◆ DIRECTIONS FOR THIS TASK: Return the material word for word. Do not include the pictures.

◆ PROVIDED DATA:

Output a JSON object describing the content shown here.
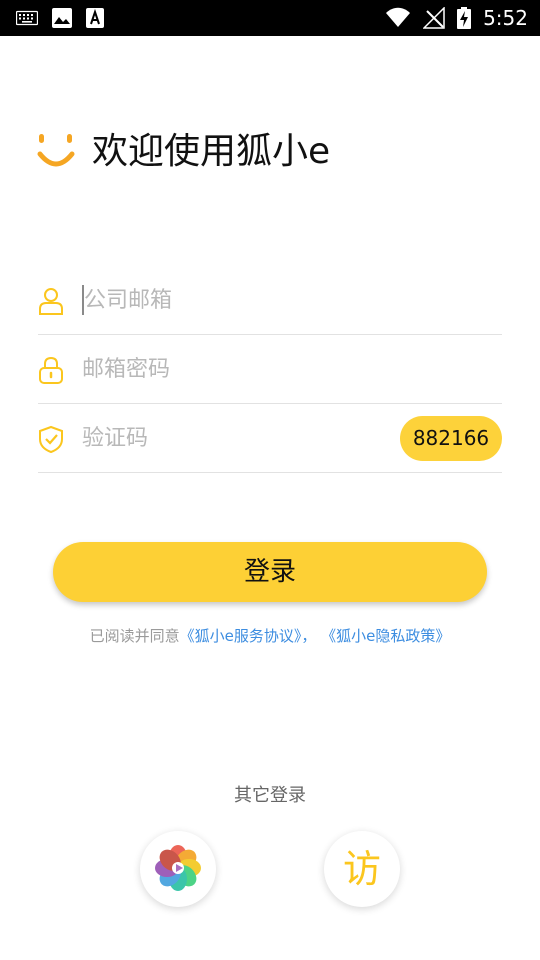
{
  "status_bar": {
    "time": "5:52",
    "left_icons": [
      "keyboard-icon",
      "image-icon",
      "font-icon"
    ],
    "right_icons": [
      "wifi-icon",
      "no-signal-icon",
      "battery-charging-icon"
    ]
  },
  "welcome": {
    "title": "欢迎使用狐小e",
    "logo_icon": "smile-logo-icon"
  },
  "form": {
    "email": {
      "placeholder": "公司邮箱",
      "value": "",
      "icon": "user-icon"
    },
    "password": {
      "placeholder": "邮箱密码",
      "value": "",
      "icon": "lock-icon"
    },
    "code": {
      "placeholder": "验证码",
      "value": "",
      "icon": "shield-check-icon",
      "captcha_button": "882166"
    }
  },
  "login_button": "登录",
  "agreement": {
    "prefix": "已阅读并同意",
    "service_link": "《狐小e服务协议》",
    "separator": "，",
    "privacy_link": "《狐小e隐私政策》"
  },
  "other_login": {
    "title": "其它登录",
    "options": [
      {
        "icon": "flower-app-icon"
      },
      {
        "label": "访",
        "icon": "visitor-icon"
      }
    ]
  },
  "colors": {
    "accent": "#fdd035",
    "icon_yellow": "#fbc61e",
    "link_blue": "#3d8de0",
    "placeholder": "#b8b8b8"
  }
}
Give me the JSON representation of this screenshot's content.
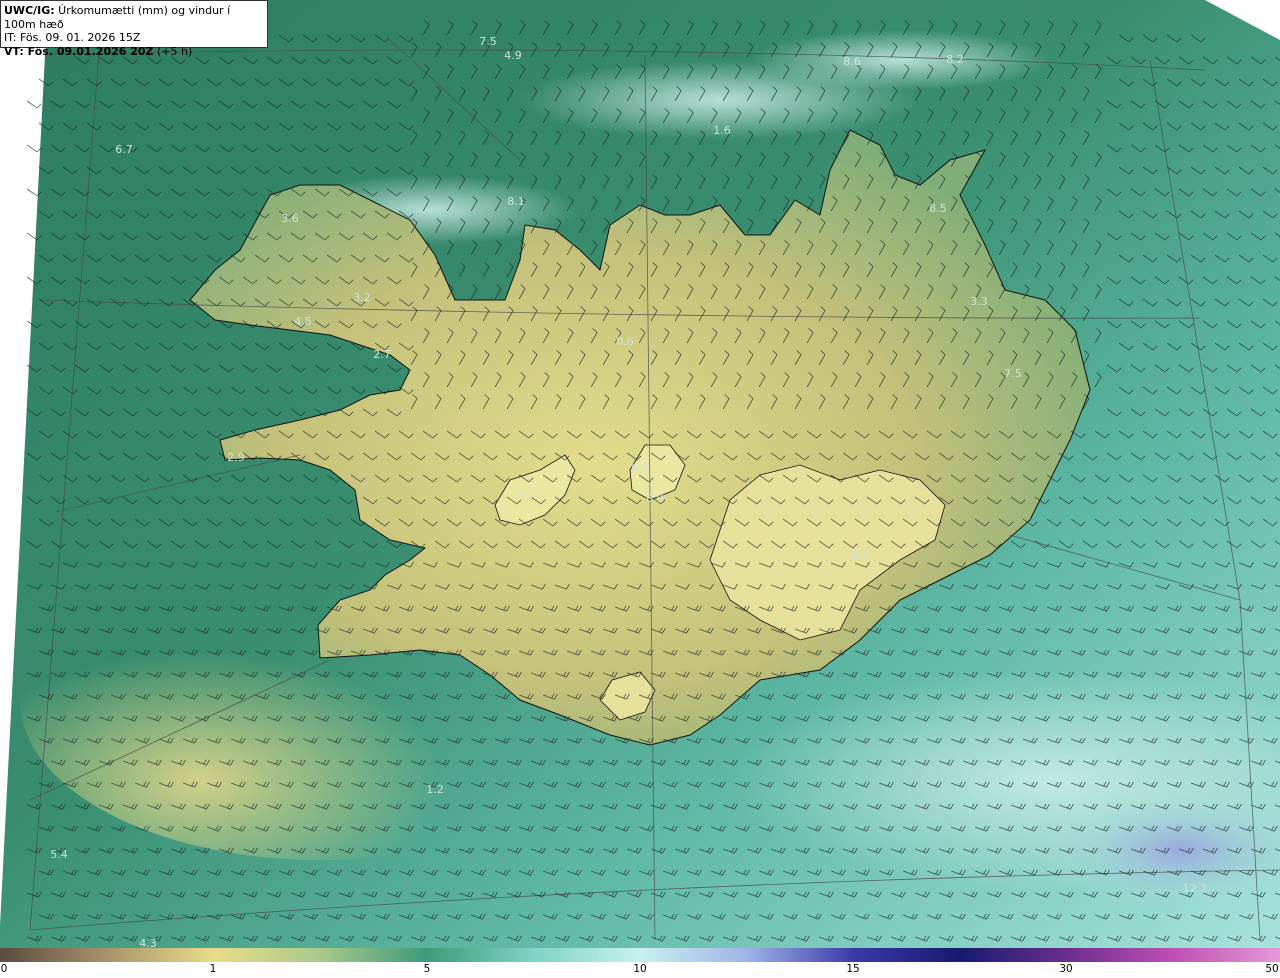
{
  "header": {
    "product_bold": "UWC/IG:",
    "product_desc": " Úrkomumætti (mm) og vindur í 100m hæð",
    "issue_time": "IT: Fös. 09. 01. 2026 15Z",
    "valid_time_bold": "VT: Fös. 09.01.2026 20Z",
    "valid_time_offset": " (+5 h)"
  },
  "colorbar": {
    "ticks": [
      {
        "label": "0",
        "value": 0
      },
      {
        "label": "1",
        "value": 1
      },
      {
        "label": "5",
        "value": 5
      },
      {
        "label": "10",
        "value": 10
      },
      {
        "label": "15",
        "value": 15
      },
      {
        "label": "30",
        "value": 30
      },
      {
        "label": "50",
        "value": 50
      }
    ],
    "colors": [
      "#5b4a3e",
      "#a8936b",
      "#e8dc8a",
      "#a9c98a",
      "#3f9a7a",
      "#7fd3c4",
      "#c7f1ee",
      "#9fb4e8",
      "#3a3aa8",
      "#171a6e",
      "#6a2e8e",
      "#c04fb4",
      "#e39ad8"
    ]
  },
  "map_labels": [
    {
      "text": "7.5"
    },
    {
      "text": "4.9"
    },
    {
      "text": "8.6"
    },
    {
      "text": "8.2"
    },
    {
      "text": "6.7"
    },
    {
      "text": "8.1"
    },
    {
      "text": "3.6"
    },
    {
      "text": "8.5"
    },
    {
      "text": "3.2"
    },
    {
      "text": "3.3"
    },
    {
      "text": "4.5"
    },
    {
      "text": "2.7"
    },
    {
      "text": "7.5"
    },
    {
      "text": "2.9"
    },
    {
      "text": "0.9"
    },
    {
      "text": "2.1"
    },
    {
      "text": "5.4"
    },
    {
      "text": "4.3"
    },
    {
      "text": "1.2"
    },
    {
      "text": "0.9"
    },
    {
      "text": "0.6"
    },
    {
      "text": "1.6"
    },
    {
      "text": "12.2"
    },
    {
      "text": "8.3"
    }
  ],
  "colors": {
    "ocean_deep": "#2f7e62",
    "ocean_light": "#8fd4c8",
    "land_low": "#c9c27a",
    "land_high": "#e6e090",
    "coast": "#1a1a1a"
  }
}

◆ PROBLEM SOLUTION:
Output a JSON object describing the content shown here.
{
  "status_bar": {
    "time": "5:52",
    "left_icons": [
      "keyboard-icon",
      "image-icon",
      "font-icon"
    ],
    "right_icons": [
      "wifi-icon",
      "no-signal-icon",
      "battery-charging-icon"
    ]
  },
  "welcome": {
    "title": "欢迎使用狐小e",
    "logo_icon": "smile-logo-icon"
  },
  "form": {
    "email": {
      "placeholder": "公司邮箱",
      "value": "",
      "icon": "user-icon"
    },
    "password": {
      "placeholder": "邮箱密码",
      "value": "",
      "icon": "lock-icon"
    },
    "code": {
      "placeholder": "验证码",
      "value": "",
      "icon": "shield-check-icon",
      "captcha_button": "882166"
    }
  },
  "login_button": "登录",
  "agreement": {
    "prefix": "已阅读并同意",
    "service_link": "《狐小e服务协议》",
    "separator": "，",
    "privacy_link": "《狐小e隐私政策》"
  },
  "other_login": {
    "title": "其它登录",
    "options": [
      {
        "icon": "flower-app-icon"
      },
      {
        "label": "访",
        "icon": "visitor-icon"
      }
    ]
  },
  "colors": {
    "accent": "#fdd035",
    "icon_yellow": "#fbc61e",
    "link_blue": "#3d8de0",
    "placeholder": "#b8b8b8"
  }
}
Give me the JSON representation of this screenshot's content.
{
  "header": {
    "product_bold": "UWC/IG:",
    "product_desc": " Úrkomumætti (mm) og vindur í 100m hæð",
    "issue_time": "IT: Fös. 09. 01. 2026 15Z",
    "valid_time_bold": "VT: Fös. 09.01.2026 20Z",
    "valid_time_offset": " (+5 h)"
  },
  "colorbar": {
    "ticks": [
      {
        "label": "0",
        "value": 0
      },
      {
        "label": "1",
        "value": 1
      },
      {
        "label": "5",
        "value": 5
      },
      {
        "label": "10",
        "value": 10
      },
      {
        "label": "15",
        "value": 15
      },
      {
        "label": "30",
        "value": 30
      },
      {
        "label": "50",
        "value": 50
      }
    ],
    "colors": [
      "#5b4a3e",
      "#a8936b",
      "#e8dc8a",
      "#a9c98a",
      "#3f9a7a",
      "#7fd3c4",
      "#c7f1ee",
      "#9fb4e8",
      "#3a3aa8",
      "#171a6e",
      "#6a2e8e",
      "#c04fb4",
      "#e39ad8"
    ]
  },
  "map_labels": [
    {
      "text": "7.5"
    },
    {
      "text": "4.9"
    },
    {
      "text": "8.6"
    },
    {
      "text": "8.2"
    },
    {
      "text": "6.7"
    },
    {
      "text": "8.1"
    },
    {
      "text": "3.6"
    },
    {
      "text": "8.5"
    },
    {
      "text": "3.2"
    },
    {
      "text": "3.3"
    },
    {
      "text": "4.5"
    },
    {
      "text": "2.7"
    },
    {
      "text": "7.5"
    },
    {
      "text": "2.9"
    },
    {
      "text": "0.9"
    },
    {
      "text": "2.1"
    },
    {
      "text": "5.4"
    },
    {
      "text": "4.3"
    },
    {
      "text": "1.2"
    },
    {
      "text": "0.9"
    },
    {
      "text": "0.6"
    },
    {
      "text": "1.6"
    },
    {
      "text": "12.2"
    },
    {
      "text": "8.3"
    }
  ],
  "colors": {
    "ocean_deep": "#2f7e62",
    "ocean_light": "#8fd4c8",
    "land_low": "#c9c27a",
    "land_high": "#e6e090",
    "coast": "#1a1a1a"
  }
}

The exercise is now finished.